→ Source passage:
AMD's Fastest Mobile Dual-Core

Okay, so that's not technically accurate: as of this writing there's a 45-watt Phenom II X620 BE running at 3.1GHz, but I challenge our readership to find a notebook employing that chip. That leaves us with the L645D enjoying the mobile equivalent of an Athlon II X2 250, a $60 desktop chip that still offers enough horsepower to do general computing fairly comfortably. Remember that AMD is the reigning budget champion on the desktop. So that said, can a 3GHz AMD chip close the gap with Intel's hardware?

The two main take-aways here are that at 3GHz, AMD can at least hang with the i3-370M for the most part, and that AMD's mobile tri-core and quad-core chips were probably ill-advised. The extra headroom afforded by only having two cores allows the N660's 3GHz core clock to meet or beat the P920 with its four 1.6GHz cores and the N830 with its three 2.1GHz cores in even heavily threaded workloads. Ultimately the N660 is going to seem a little slow by comparison, but it's still offering a healthy amount of performance for most tasks and I wouldn't be completely aggravated doing more processor-intensive work (like video editing) on it.

→ Tasks to carry out:
[a] In the passage on AMD's fastest mobile dual-core chip, which desktop processor is the L645D's chip described as the mobile equivalent of?
[b] Resume the passage on AMD's fastest mobile dual-core chip, starting right after its final sentence.

Entries drawn from a collection
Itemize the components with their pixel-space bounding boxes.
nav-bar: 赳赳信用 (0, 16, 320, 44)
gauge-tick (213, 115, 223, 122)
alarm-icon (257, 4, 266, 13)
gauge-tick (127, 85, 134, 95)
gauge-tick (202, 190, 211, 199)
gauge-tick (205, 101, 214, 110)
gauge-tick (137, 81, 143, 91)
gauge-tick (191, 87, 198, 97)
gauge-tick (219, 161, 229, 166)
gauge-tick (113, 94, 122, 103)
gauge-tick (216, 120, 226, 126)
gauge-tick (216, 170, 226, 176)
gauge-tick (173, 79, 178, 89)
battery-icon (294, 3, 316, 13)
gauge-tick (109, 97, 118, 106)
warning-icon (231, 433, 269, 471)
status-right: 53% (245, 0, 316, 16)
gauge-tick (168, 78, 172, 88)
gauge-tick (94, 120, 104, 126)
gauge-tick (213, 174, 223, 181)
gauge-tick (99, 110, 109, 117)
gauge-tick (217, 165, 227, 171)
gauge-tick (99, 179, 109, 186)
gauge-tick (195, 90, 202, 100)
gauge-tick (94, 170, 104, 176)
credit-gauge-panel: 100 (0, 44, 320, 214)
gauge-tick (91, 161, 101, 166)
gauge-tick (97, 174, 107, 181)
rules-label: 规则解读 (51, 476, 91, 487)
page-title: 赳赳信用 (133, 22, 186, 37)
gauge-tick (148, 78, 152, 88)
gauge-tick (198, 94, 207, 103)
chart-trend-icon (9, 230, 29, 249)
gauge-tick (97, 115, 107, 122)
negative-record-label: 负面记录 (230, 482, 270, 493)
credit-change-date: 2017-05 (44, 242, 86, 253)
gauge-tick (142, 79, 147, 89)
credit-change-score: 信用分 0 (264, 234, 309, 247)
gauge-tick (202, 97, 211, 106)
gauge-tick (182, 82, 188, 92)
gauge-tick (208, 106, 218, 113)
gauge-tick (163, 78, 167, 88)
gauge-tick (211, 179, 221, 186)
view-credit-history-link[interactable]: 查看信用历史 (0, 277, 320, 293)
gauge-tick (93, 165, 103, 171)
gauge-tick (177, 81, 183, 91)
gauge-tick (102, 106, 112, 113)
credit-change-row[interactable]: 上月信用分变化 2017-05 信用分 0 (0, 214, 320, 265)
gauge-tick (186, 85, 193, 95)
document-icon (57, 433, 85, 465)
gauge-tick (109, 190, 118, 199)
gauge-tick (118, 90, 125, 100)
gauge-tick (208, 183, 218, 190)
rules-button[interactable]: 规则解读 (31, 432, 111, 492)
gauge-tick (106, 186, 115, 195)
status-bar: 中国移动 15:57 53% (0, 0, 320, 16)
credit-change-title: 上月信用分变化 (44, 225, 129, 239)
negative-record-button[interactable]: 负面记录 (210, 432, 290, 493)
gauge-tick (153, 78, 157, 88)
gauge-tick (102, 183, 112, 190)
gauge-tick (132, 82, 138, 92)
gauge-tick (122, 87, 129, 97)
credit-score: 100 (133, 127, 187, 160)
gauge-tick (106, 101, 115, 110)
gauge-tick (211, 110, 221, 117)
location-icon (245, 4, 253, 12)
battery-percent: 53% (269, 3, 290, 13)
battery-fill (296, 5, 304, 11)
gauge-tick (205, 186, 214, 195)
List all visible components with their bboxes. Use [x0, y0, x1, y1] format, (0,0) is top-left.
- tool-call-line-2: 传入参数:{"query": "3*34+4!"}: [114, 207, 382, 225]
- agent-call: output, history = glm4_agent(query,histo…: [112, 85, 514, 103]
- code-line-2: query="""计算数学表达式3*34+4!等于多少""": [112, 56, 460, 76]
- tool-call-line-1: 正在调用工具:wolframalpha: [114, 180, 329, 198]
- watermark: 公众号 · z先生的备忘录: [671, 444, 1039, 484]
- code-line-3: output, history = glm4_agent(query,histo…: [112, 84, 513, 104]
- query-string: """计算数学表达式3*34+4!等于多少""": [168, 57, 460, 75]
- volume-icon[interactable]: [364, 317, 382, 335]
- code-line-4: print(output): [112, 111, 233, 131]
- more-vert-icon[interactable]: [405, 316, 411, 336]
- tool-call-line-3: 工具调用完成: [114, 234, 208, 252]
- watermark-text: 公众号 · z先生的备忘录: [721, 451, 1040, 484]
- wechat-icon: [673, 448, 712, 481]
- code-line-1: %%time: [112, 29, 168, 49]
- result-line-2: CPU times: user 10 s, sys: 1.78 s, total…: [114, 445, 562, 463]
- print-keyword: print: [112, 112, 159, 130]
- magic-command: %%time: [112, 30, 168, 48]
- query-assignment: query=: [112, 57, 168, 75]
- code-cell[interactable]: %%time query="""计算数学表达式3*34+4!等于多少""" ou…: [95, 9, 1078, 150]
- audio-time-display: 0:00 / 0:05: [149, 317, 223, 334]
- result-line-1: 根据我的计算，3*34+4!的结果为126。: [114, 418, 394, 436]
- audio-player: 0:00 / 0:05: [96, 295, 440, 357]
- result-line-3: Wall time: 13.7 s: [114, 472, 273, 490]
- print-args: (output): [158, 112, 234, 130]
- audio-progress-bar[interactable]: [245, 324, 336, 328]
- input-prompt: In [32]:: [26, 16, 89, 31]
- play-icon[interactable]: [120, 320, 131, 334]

→ Final answers:
[a] The Athlon II X2 250, a $60 desktop chip.

[b]
Unfortunately, though the extra 800MHz on the processor gives the L645D a leg up on Sony's EE34, the HD 4200/4250 starts to show its age again. Intel's HD graphics in the Dell Latitude post numbers on par with it in most disciplines (beating it soundly in 3DMark Vantage), but when we get to actual game testing we'll find that to be less the case.

This is where it would be good to point out that Toshiba loses one of the main points of leverage AMD's integrated graphics have over Intel's solutions: driver quality. As Jarred has mentioned in the past (and it does bear repeating), Toshiba has inexplicably opted out of AMD's mobile driver program, leaving you at their mercy. Sony doesn't get off any lighter: they opted out, too. There's really no good reason for this (especially since downloading the actual driver on another machine and then installing it on these notebooks still works), and it actively sabotages one of the strongest aspects of AMD's graphics hardware.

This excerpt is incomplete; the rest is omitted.